#### Excerpted passage

"""

Sr AI Engineer for Large Model Inference

Uniqcli

Sr AI Engineer for Large Model Inference

Chicago, IL
Full Time
Paid
  • Responsibilities

    Benefits:

    401(k) matching

    Competitive salary

    Dental insurance

    Flexible schedule

    Health insurance

    Opportunity for advancement

    Paid time off

    Parental leave

    Training & development

    Vision insurance

    Wellness resources

    At Uniqcli, we innovate and collaborate to deliver mission-critical technology solutions for the Federal Government and Enterprises. As a trusted hardware integrator and software consulting firm, we are committed to building secure, scalable, and future-ready systems that advance national security and enterprise innovation. We foster an environment that is welcoming, respectful, and inclusive, with opportunities for growth and impact. Find your future with Uniqcli.

    Responsibilities

    Design, optimize, and maintain deep learning inference pipelines for large language and multimodal models.

    Deploy AI models in secure cloud and on-premise environments, with emphasis on latency, throughput, and scalability.

    Collaborate with hardware engineers to integrate AI workloads on GPU/accelerated clusters.

    Implement quantization, pruning, and performance tuning for efficient inference.

    Work with DevSecOps teams to ensure compliance with CMMC, NIST, and ITAR standards.

    Support mission programs by integrating AI inference into defense simulation and enterprise decision-support systems.

    Author technical documentation, compliance reports, and contribute to proposal efforts for federal clients.

    Research and apply emerging model acceleration frameworks to future-proof our platforms.

"""

#### What to work on
1. Name every compliance standard that the job posting says DevSecOps teams must be helped to meet.
2. Answer each question from the job posting:
(a) In which city and state is the position located?
(b) How does Uniqcli describe itself as a firm?
(c) With whom does the engineer collaborate to integrate AI workloads on GPU/accelerated clusters?

#### Supplied information
"""

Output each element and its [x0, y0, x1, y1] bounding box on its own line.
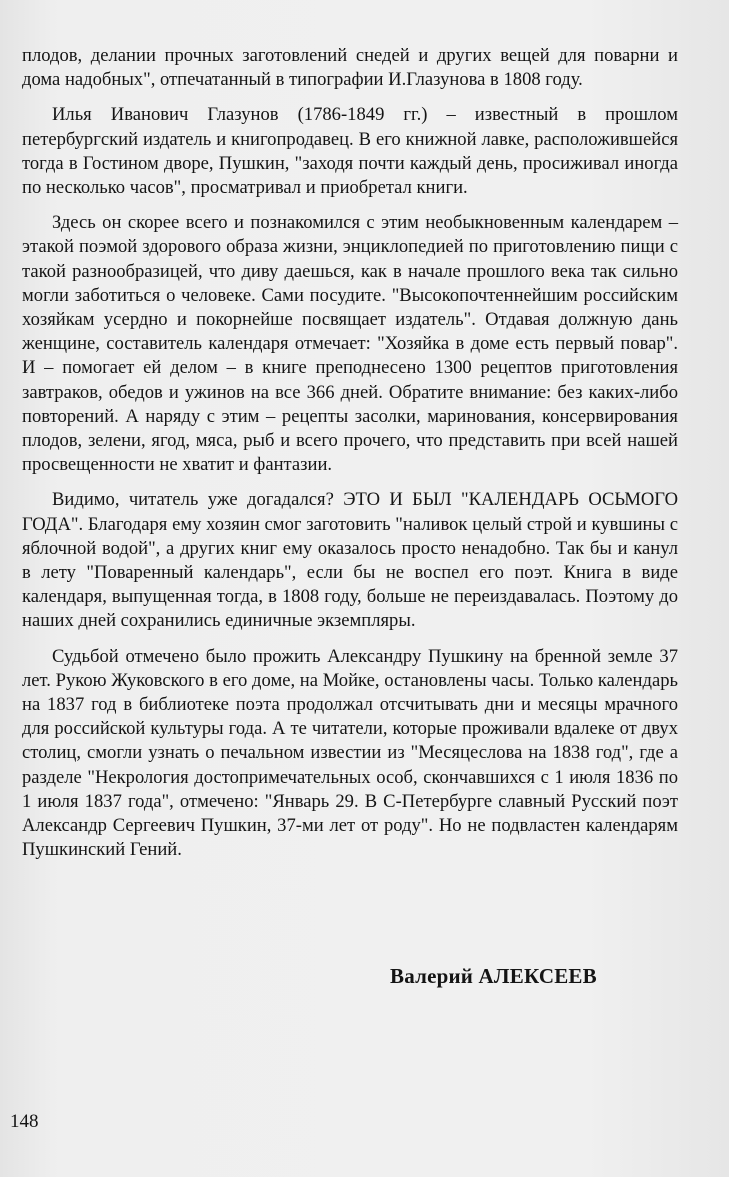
paragraph-5: Судьбой отмечено было прожить Александру Пушкину на бренной земле 37 лет. Рукою Жуковского в его доме, на Мойке, остановлены часы. Только календарь на 1837 год в библиотеке поэта продолжал отсчитывать дни и месяцы мрачного для российской культуры года. А те читатели, которые проживали вдалеке от двух столиц, смогли узнать о печальном известии из "Месяцеслова на 1838 год", где а разделе "Некрология достопримечательных особ, скончавшихся с 1 июля 1836 по 1 июля 1837 года", отмечено: "Январь 29. В С-Петербурге славный Русский поэт Александр Сергеевич Пушкин, 37-ми лет от роду". Но не подвластен календарям Пушкинский Гений. — [22, 645, 678, 861]
paragraph-3: Здесь он скорее всего и познакомился с этим необыкновенным календарем – этакой поэмой здорового образа жизни, энциклопедией по приготовлению пищи с такой разнообразицей, что диву даешься, как в начале прошлого века так сильно могли заботиться о человеке. Сами посудите. "Высокопочтеннейшим российским хозяйкам усердно и покорнейше посвящает издатель". Отдавая должную дань женщине, составитель календаря отмечает: "Хозяйка в доме есть первый повар". И – помогает ей делом – в книге преподнесено 1300 рецептов приготовления завтраков, обедов и ужинов на все 366 дней. Обратите внимание: без каких-либо повторений. А наряду с этим – рецепты засолки, маринования, консервирования плодов, зелени, ягод, мяса, рыб и всего прочего, что представить при всей нашей просвещенности не хватит и фантазии. — [22, 212, 678, 476]
article-body — [22, 44, 678, 874]
author-signature: Валерий АЛЕКСЕЕВ — [390, 964, 597, 988]
page-number: 148 — [10, 1111, 39, 1132]
paragraph-1: плодов, делании прочных заготовлений снедей и других вещей для поварни и дома надобных", отпечатанный в типографии И.Глазунова в 1808 году. — [22, 45, 678, 91]
paragraph-2: Илья Иванович Глазунов (1786-1849 гг.) – известный в прошлом петербургский издатель и книгопродавец. В его книжной лавке, расположившейся тогда в Гостином дворе, Пушкин, "заходя почти каждый день, просиживал иногда по несколько часов", просматривал и приобретал книги. — [22, 104, 678, 199]
paragraph-4: Видимо, читатель уже догадался? ЭТО И БЫЛ "КАЛЕНДАРЬ ОСЬМОГО ГОДА". Благодаря ему хозяин смог заготовить "наливок целый строй и кувшины с яблочной водой", а других книг ему оказалось просто ненадобно. Так бы и канул в лету "Поваренный календарь", если бы не воспел его поэт. Книга в виде календаря, выпущенная тогда, в 1808 году, больше не переиздавалась. Поэтому до наших дней сохранились единичные экземпляры. — [22, 489, 678, 632]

"""

#### Outputs for the tasks
1. CMMC, NIST, ITAR

2.
(a) Chicago, IL
(b) A trusted hardware integrator and software consulting firm
(c) Hardware engineers